Requirements → Below are the records; pull every line that includes "egyik".

Given records →
'''

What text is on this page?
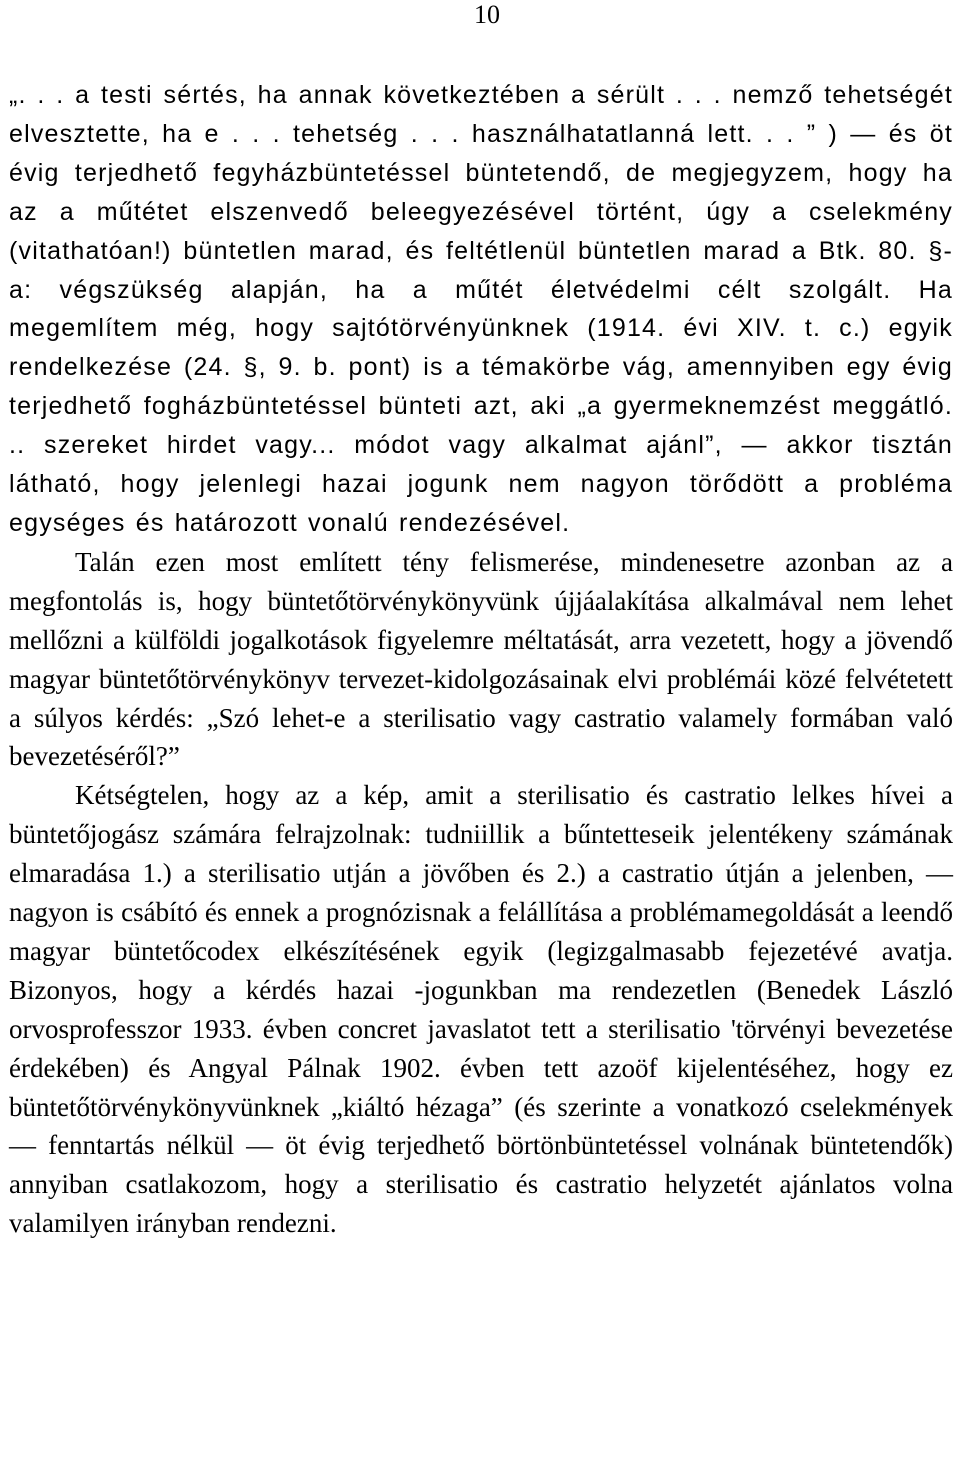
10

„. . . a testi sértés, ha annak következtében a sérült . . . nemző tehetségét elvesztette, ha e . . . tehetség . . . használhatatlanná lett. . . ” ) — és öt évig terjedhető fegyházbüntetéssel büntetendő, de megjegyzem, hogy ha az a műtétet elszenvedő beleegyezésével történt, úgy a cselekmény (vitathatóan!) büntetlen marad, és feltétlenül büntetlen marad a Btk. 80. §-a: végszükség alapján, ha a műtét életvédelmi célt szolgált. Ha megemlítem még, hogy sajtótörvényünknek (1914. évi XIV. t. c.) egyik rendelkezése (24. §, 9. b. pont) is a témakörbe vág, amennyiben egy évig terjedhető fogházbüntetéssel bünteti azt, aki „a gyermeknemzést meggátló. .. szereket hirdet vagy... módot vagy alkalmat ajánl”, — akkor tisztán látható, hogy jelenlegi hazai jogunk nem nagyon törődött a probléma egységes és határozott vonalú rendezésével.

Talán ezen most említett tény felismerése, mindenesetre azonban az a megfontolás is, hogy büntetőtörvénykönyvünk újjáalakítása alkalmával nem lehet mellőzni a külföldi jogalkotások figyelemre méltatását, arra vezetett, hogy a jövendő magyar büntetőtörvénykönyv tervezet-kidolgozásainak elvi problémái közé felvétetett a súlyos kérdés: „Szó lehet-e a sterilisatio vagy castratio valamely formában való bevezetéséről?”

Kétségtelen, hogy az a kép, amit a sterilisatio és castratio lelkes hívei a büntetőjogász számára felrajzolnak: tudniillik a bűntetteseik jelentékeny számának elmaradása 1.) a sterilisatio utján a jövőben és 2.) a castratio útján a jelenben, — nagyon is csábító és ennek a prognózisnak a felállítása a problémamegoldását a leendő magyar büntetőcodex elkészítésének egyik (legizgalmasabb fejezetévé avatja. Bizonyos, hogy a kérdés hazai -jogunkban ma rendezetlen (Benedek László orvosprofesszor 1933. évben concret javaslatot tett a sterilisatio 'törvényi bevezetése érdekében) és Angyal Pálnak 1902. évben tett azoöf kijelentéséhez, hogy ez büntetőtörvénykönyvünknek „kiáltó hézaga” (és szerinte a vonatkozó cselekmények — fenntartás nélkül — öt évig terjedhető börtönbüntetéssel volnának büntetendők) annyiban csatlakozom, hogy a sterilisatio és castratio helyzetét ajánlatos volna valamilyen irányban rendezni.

'''

Response →
„. . . a testi sértés, ha annak következtében a sérült . . . nemző tehetségét elvesztette, ha e . . . tehetség . . . használhatatlanná lett. . . ” ) — és öt évig terjedhető fegyházbüntetéssel büntetendő, de megjegyzem, hogy ha az a műtétet elszenvedő beleegyezésével történt, úgy a cselekmény (vitathatóan!) büntetlen marad, és feltétlenül büntetlen marad a Btk. 80. §-a: végszükség alapján, ha a műtét életvédelmi célt szolgált. Ha megemlítem még, hogy sajtótörvényünknek (1914. évi XIV. t. c.) egyik rendelkezése (24. §, 9. b. pont) is a témakörbe vág, amennyiben egy évig terjedhető fogházbüntetéssel bünteti azt, aki „a gyermeknemzést meggátló. .. szereket hirdet vagy... módot vagy alkalmat ajánl”, — akkor tisztán látható, hogy jelenlegi hazai jogunk nem nagyon törődött a probléma egységes és határozott vonalú rendezésével.
Kétségtelen, hogy az a kép, amit a sterilisatio és castratio lelkes hívei a büntetőjogász számára felrajzolnak: tudniillik a bűntetteseik jelentékeny számának elmaradása 1.) a sterilisatio utján a jövőben és 2.) a castratio útján a jelenben, — nagyon is csábító és ennek a prognózisnak a felállítása a problémamegoldását a leendő magyar büntetőcodex elkészítésének egyik (legizgalmasabb fejezetévé avatja. Bizonyos, hogy a kérdés hazai -jogunkban ma rendezetlen (Benedek László orvosprofesszor 1933. évben concret javaslatot tett a sterilisatio 'törvényi bevezetése érdekében) és Angyal Pálnak 1902. évben tett azoöf kijelentéséhez, hogy ez büntetőtörvénykönyvünknek „kiáltó hézaga” (és szerinte a vonatkozó cselekmények — fenntartás nélkül — öt évig terjedhető börtönbüntetéssel volnának büntetendők) annyiban csatlakozom, hogy a sterilisatio és castratio helyzetét ajánlatos volna valamilyen irányban rendezni.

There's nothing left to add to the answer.